> To do
Find each line in the following listing that has the string "waveform", then state the count and nothing else.

++++ Extracted entries

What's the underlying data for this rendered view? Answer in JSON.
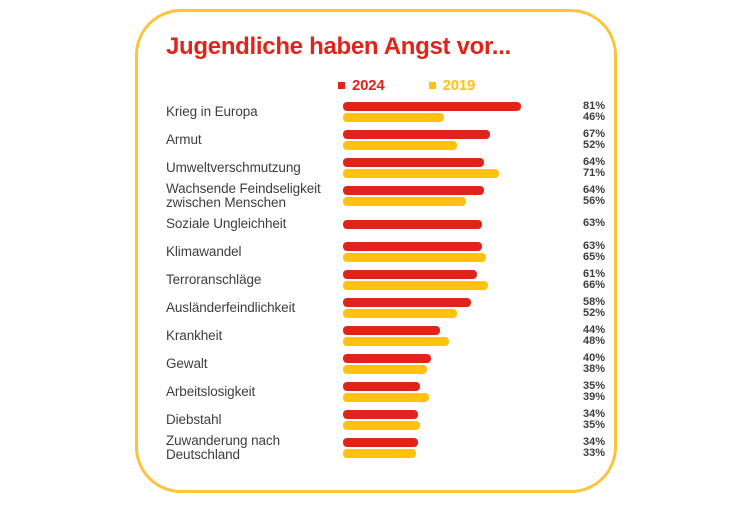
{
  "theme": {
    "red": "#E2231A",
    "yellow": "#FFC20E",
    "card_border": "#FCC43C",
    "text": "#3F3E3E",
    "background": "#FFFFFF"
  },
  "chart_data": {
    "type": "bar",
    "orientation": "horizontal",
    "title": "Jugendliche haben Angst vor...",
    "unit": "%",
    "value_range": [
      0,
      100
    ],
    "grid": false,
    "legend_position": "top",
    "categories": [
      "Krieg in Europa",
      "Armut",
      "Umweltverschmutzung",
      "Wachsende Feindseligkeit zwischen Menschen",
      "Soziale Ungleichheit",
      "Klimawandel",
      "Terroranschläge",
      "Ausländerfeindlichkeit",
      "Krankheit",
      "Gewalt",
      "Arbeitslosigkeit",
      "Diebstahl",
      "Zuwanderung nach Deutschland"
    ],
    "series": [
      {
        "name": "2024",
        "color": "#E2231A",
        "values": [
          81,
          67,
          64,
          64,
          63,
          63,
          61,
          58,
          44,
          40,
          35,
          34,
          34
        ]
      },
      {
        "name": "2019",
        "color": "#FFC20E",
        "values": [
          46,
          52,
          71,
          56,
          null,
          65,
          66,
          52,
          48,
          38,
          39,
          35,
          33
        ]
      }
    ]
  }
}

++++++++
++++ Extracted entries

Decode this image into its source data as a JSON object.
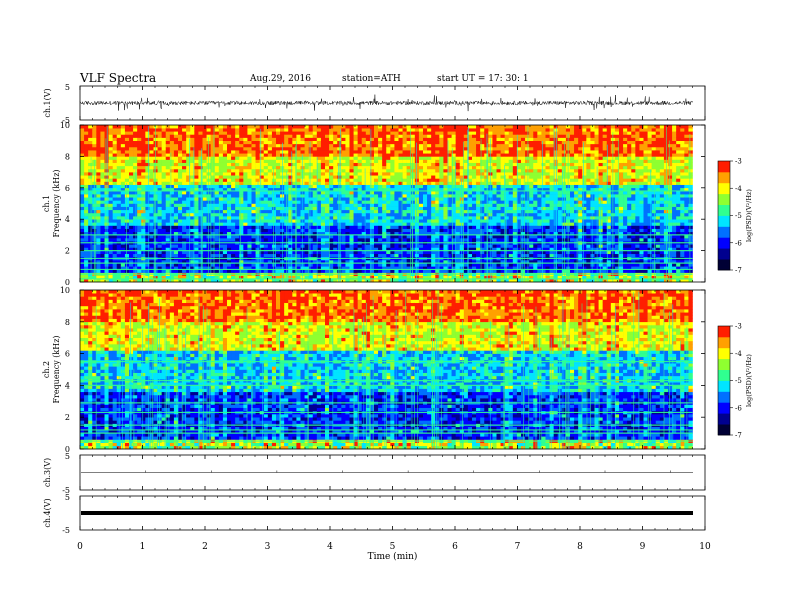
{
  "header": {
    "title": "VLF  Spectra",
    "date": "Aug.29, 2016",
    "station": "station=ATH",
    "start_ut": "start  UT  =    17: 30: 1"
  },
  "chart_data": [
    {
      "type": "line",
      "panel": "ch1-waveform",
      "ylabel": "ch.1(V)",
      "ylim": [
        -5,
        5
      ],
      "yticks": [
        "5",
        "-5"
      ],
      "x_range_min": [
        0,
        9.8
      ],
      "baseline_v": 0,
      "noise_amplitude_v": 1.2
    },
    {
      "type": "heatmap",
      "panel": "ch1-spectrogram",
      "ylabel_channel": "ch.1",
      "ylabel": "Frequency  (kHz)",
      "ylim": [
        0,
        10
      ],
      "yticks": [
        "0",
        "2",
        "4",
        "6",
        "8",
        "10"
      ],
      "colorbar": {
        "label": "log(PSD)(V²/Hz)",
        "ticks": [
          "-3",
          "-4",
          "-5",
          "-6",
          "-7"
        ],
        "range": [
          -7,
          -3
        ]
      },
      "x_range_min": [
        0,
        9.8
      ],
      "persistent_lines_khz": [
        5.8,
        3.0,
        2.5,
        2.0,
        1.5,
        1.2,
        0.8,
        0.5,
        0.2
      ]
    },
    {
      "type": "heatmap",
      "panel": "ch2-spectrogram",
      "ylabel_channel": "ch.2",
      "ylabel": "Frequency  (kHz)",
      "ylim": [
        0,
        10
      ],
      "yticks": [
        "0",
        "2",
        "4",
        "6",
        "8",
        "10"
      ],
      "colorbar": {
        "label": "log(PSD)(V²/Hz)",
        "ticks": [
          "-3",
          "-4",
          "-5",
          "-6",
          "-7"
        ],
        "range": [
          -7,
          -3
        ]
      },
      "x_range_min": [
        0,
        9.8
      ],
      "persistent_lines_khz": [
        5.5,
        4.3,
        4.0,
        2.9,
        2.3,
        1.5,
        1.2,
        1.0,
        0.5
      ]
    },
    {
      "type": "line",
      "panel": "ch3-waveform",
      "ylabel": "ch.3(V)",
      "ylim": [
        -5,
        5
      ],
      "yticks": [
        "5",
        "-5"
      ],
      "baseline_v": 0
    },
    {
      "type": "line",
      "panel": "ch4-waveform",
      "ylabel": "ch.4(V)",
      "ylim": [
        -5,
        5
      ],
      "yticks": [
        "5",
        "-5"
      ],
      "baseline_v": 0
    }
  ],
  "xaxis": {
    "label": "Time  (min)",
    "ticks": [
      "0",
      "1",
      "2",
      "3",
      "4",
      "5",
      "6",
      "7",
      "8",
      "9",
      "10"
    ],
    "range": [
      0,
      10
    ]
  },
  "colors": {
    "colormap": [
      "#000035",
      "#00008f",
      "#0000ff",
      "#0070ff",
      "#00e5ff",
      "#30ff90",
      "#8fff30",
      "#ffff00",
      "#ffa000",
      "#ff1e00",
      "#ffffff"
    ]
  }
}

++++++++

> The output
3